Using the data below, gather each line that includes the word "your".

MATERIALS PROVIDED:

=====

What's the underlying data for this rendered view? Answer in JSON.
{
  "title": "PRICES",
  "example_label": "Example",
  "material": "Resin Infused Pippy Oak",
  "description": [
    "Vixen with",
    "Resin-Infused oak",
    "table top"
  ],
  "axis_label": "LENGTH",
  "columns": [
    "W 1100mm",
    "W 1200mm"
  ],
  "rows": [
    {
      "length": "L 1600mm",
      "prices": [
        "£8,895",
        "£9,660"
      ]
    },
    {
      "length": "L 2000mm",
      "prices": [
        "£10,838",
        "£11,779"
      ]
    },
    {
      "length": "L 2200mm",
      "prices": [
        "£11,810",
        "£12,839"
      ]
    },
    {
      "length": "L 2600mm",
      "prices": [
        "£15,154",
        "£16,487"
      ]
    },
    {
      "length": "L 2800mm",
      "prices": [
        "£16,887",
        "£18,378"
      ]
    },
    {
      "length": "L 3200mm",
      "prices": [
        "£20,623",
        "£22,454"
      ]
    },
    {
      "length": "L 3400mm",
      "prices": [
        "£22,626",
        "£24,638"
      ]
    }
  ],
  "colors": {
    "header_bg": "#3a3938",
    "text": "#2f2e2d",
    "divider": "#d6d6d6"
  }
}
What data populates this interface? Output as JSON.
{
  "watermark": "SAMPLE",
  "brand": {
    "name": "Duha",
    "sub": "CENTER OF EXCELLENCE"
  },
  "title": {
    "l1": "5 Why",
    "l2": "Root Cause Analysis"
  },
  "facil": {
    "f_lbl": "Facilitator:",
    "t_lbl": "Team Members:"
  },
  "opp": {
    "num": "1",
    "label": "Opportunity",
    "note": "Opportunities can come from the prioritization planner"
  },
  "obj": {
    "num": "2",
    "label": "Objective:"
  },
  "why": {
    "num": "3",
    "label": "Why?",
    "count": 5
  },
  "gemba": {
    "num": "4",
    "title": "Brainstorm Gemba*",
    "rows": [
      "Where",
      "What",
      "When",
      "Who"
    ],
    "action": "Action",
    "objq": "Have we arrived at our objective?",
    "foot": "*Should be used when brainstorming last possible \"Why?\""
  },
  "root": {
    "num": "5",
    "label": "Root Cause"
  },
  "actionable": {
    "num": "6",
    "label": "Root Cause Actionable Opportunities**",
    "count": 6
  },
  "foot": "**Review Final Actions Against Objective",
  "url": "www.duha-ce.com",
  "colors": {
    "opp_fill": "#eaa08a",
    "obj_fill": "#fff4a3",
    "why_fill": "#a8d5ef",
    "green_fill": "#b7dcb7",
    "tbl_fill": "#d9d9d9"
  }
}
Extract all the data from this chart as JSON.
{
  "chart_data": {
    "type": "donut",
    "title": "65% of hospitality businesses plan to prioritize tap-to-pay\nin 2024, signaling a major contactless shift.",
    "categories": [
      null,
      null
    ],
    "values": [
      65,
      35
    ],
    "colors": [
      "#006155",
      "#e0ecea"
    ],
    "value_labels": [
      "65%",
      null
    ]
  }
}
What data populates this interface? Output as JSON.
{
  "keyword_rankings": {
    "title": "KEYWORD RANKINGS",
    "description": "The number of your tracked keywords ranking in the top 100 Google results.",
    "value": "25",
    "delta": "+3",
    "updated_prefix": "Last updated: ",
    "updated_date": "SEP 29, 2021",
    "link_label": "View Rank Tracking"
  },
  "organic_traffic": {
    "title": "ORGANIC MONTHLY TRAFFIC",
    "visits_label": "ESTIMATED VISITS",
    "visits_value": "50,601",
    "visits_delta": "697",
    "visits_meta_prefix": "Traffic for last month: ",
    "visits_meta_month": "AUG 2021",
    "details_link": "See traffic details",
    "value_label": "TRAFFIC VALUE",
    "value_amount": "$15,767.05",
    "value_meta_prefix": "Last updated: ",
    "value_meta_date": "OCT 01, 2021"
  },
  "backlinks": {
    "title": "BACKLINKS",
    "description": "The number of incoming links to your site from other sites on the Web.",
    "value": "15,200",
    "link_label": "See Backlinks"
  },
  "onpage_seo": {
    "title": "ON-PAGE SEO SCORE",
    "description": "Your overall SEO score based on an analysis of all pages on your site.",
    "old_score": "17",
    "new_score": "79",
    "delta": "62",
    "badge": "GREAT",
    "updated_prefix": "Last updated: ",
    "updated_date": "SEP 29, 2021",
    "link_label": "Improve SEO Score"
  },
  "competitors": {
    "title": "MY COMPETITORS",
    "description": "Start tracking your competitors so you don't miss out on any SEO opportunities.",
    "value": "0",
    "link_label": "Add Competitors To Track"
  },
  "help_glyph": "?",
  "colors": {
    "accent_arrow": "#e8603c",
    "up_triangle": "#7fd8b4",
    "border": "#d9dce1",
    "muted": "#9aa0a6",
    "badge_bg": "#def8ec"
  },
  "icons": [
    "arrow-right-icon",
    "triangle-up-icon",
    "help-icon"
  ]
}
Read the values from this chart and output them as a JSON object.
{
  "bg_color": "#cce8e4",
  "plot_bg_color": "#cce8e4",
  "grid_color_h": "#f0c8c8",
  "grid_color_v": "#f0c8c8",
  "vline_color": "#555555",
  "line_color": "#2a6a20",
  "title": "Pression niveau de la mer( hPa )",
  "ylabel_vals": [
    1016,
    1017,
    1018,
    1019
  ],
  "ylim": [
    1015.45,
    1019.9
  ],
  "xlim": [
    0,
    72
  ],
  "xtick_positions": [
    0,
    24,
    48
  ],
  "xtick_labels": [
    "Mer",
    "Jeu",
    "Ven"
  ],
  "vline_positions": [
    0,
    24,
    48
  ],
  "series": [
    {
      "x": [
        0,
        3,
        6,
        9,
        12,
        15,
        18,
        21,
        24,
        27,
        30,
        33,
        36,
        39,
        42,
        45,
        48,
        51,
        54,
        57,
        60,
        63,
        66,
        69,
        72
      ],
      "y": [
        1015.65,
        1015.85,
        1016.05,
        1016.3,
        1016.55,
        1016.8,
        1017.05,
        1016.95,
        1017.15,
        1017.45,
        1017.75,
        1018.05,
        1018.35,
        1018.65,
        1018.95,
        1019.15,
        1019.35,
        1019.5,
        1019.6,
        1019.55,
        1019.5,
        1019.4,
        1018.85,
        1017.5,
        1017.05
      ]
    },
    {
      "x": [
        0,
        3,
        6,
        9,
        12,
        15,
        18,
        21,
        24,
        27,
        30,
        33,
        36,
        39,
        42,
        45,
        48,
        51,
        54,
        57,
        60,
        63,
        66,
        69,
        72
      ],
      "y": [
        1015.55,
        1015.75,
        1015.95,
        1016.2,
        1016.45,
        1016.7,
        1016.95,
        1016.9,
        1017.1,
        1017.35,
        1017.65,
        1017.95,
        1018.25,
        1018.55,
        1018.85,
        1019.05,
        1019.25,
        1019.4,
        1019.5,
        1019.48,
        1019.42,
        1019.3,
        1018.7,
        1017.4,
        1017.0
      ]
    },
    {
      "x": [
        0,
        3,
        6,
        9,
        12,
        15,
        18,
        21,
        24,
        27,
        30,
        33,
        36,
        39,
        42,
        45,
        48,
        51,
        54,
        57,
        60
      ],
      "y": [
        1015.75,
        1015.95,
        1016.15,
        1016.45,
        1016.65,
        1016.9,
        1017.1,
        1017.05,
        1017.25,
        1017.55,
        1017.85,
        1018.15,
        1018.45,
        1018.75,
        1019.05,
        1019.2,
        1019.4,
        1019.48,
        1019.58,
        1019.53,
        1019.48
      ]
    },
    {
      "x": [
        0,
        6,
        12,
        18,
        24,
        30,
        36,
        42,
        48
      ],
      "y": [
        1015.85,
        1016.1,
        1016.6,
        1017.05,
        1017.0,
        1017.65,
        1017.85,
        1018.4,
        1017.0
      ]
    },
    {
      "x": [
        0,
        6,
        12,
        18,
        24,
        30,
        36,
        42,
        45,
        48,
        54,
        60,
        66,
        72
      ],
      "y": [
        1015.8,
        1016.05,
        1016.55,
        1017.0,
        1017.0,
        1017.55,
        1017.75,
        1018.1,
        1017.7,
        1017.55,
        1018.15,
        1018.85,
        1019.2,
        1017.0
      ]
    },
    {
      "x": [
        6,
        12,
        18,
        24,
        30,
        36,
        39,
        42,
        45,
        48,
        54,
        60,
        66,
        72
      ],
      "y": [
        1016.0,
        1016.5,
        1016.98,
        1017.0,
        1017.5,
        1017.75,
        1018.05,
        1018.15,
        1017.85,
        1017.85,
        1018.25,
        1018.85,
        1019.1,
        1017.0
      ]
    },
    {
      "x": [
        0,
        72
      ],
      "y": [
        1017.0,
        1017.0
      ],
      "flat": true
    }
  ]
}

=====

PROBLEM SOLUTION:
    "description": "The number of your tracked keywords ranking in the top 100 Google results.",
    "description": "The number of incoming links to your site from other sites on the Web.",
    "description": "Your overall SEO score based on an analysis of all pages on your site.",
    "description": "Start tracking your competitors so you don't miss out on any SEO opportunities.",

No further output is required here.